-------- Information supplied
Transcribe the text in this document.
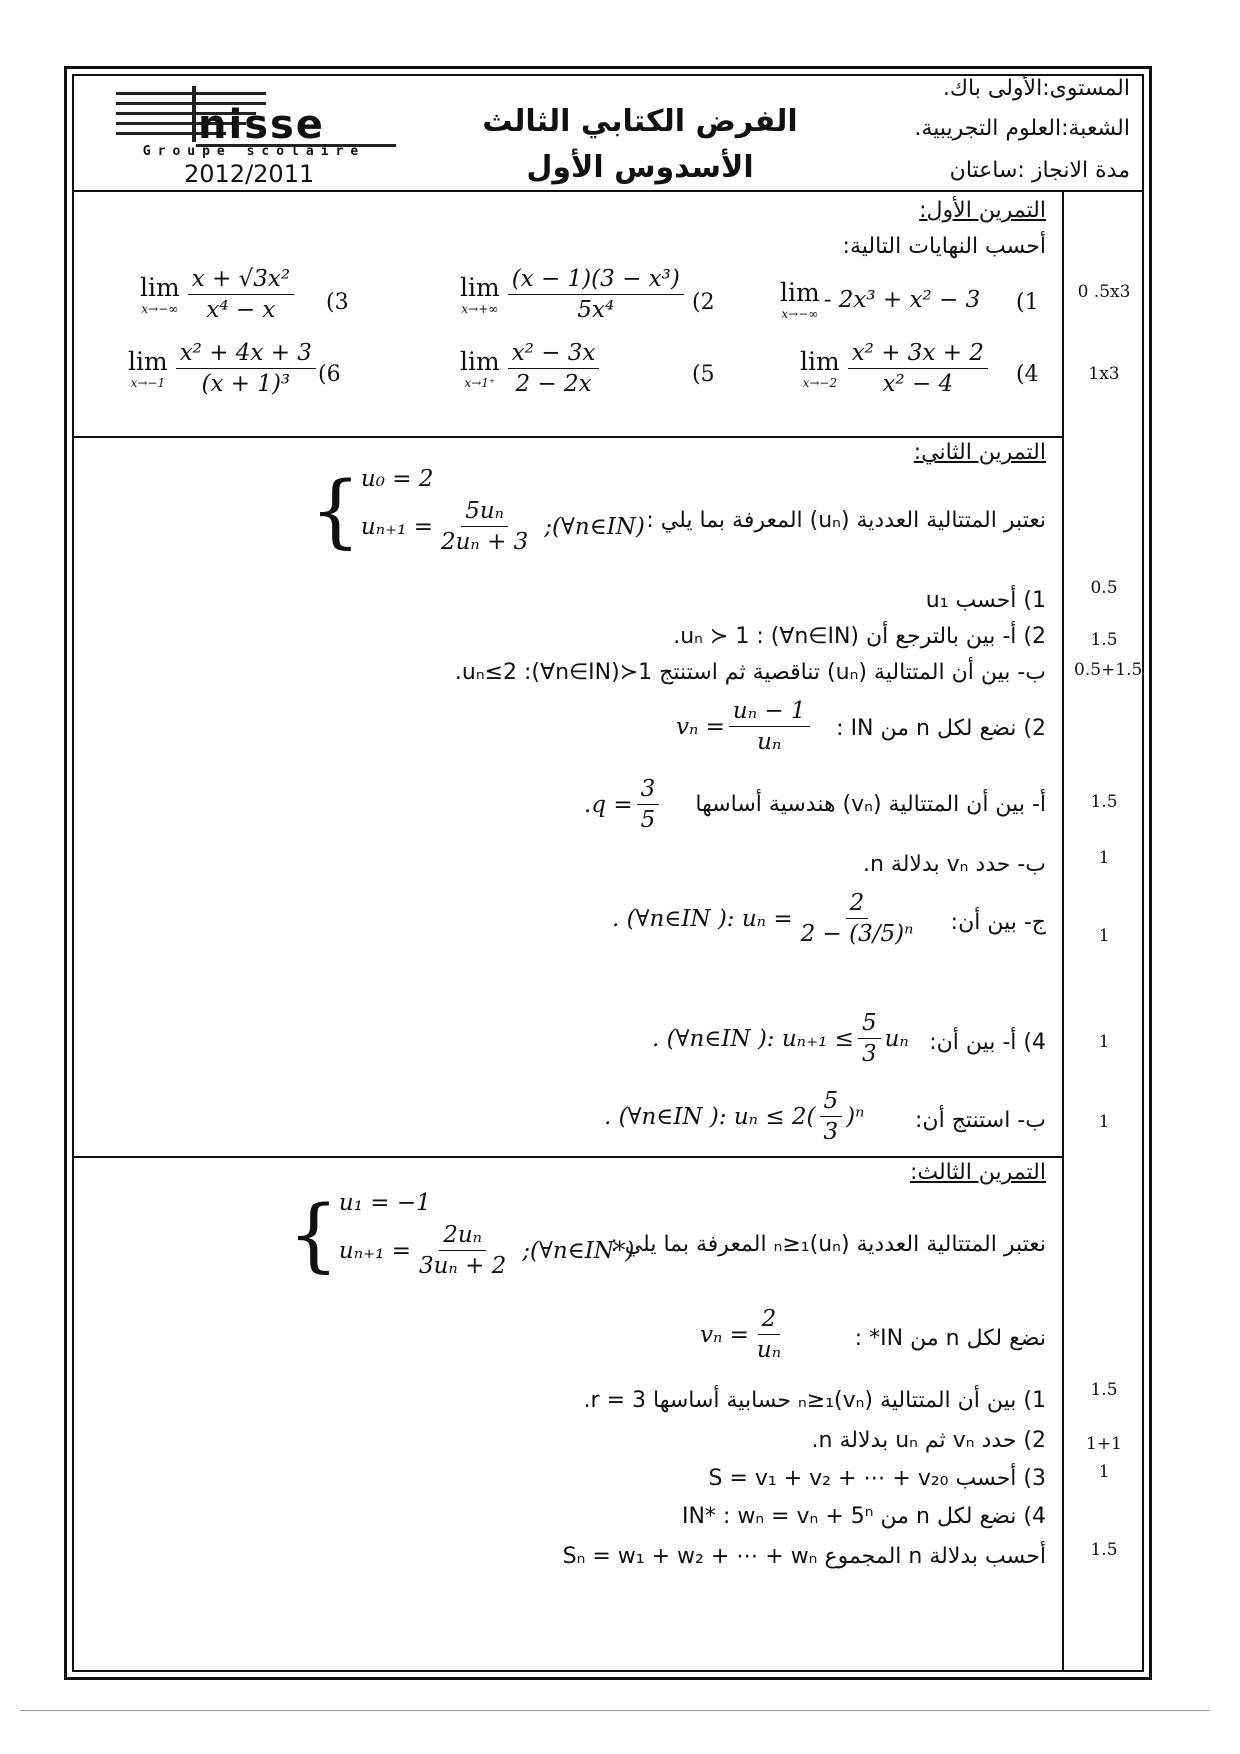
المستوى:الأولى باك.
الشعبة:العلوم التجريبية.
مدة الانجاز :ساعتان
الفرض الكتابي الثالث
الأسدوس الأول
nisse
Groupe scolaire
2012/2011
التمرين الأول:
أحسب النهايات التالية:
0 .5x3
1x3
(1
lim
x→−∞
- 2x³ + x² − 3
(2
lim
$x\to+\infty \frac{\text{(x − 1)(3 − x³)}}{\text{5x⁴}}$
(3
lim
$x\to-\infty \frac{\text{x + √3x²}}{\text{x⁴ − x}}$
(4
lim
$x\to-2 \frac{\text{x² + 3x + 2}}{\text{x² − 4}}$
(5
lim
$x\to 1^+ \frac{\text{x² − 3x}}{2 - 2x}$
(6
lim
$x\to-1 \frac{\text{x² + 4x + 3}}{\text{(x + 1)³}}$
التمرين الثاني:
نعتبر المتتالية العددية (uₙ) المعرفة بما يلي :
{ u₀ = 2
$u_{n+1} = \frac{\text{5uₙ}}{\text{2uₙ + 3}}$ ;(∀n∈IN)
1) أحسب u₁
2) أ- بين بالترجع أن uₙ ≻ 1 : (∀n∈IN).
ب- بين أن المتتالية (uₙ) تناقصية ثم استنتج 1≺uₙ≤2 :(∀n∈IN).
2) نضع لكل n من IN :
$v_n = \frac{\text{uₙ − 1}}{\text{uₙ}}$
أ- بين أن المتتالية (vₙ) هندسية أساسها
$.q = \frac{3}{5}$
ب- حدد vₙ بدلالة n.
ج- بين أن:
. (∀n∈IN ): $u_n = \frac{2}{\text{2 − (3/5)ⁿ}}$
4) أ- بين أن:
. (∀n∈IN ): $u_{n+1} \le \frac{5}{3}$ uₙ
ب- استنتج أن:
. (∀n∈IN ): $u_n \le 2( \frac{5}{3} )^n$
0.5
1.5
0.5+1.5
1.5
1
1
1
1
التمرين الثالث:
نعتبر المتتالية العددية (uₙ)ₙ≥₁ المعرفة بما يلي :
{ u₁ = −1
$u_{n+1} = \frac{\text{2uₙ}}{\text{3uₙ + 2}}$ ;(∀n∈IN*)
نضع لكل n من IN* :
$v_n = \frac{2}{\text{uₙ}}$
1) بين أن المتتالية (vₙ)ₙ≥₁ حسابية أساسها r = 3.
2) حدد vₙ ثم uₙ بدلالة n.
3) أحسب S = v₁ + v₂ + ⋯ + v₂₀
4) نضع لكل n من IN* : wₙ = vₙ + 5ⁿ
أحسب بدلالة n المجموع Sₙ = w₁ + w₂ + ⋯ + wₙ
1.5
1+1
1
1.5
----------------
Exercise prompt: Exclude the pictures, and transcribe all of the material exactly.

Reply:
Transcribe the text in this document.
المستوى:الأولى باك.
الشعبة:العلوم التجريبية.
مدة الانجاز :ساعتان
الفرض الكتابي الثالث
الأسدوس الأول
nisse
Groupe scolaire
2012/2011
التمرين الأول:
أحسب النهايات التالية:
0 .5x3
1x3
(1
lim
x→−∞
- 2x³ + x² − 3
(2
lim
$x\to+\infty \frac{\text{(x − 1)(3 − x³)}}{\text{5x⁴}}$
(3
lim
$x\to-\infty \frac{\text{x + √3x²}}{\text{x⁴ − x}}$
(4
lim
$x\to-2 \frac{\text{x² + 3x + 2}}{\text{x² − 4}}$
(5
lim
$x\to 1^+ \frac{\text{x² − 3x}}{2 - 2x}$
(6
lim
$x\to-1 \frac{\text{x² + 4x + 3}}{\text{(x + 1)³}}$
التمرين الثاني:
نعتبر المتتالية العددية (uₙ) المعرفة بما يلي :
{ u₀ = 2
$u_{n+1} = \frac{\text{5uₙ}}{\text{2uₙ + 3}}$ ;(∀n∈IN)
1) أحسب u₁
2) أ- بين بالترجع أن uₙ ≻ 1 : (∀n∈IN).
ب- بين أن المتتالية (uₙ) تناقصية ثم استنتج 1≺uₙ≤2 :(∀n∈IN).
2) نضع لكل n من IN :
$v_n = \frac{\text{uₙ − 1}}{\text{uₙ}}$
أ- بين أن المتتالية (vₙ) هندسية أساسها
$.q = \frac{3}{5}$
ب- حدد vₙ بدلالة n.
ج- بين أن:
. (∀n∈IN ): $u_n = \frac{2}{\text{2 − (3/5)ⁿ}}$
4) أ- بين أن:
. (∀n∈IN ): $u_{n+1} \le \frac{5}{3}$ uₙ
ب- استنتج أن:
. (∀n∈IN ): $u_n \le 2( \frac{5}{3} )^n$
0.5
1.5
0.5+1.5
1.5
1
1
1
1
التمرين الثالث:
نعتبر المتتالية العددية (uₙ)ₙ≥₁ المعرفة بما يلي :
{ u₁ = −1
$u_{n+1} = \frac{\text{2uₙ}}{\text{3uₙ + 2}}$ ;(∀n∈IN*)
نضع لكل n من IN* :
$v_n = \frac{2}{\text{uₙ}}$
1) بين أن المتتالية (vₙ)ₙ≥₁ حسابية أساسها r = 3.
2) حدد vₙ ثم uₙ بدلالة n.
3) أحسب S = v₁ + v₂ + ⋯ + v₂₀
4) نضع لكل n من IN* : wₙ = vₙ + 5ⁿ
أحسب بدلالة n المجموع Sₙ = w₁ + w₂ + ⋯ + wₙ
1.5
1+1
1
1.5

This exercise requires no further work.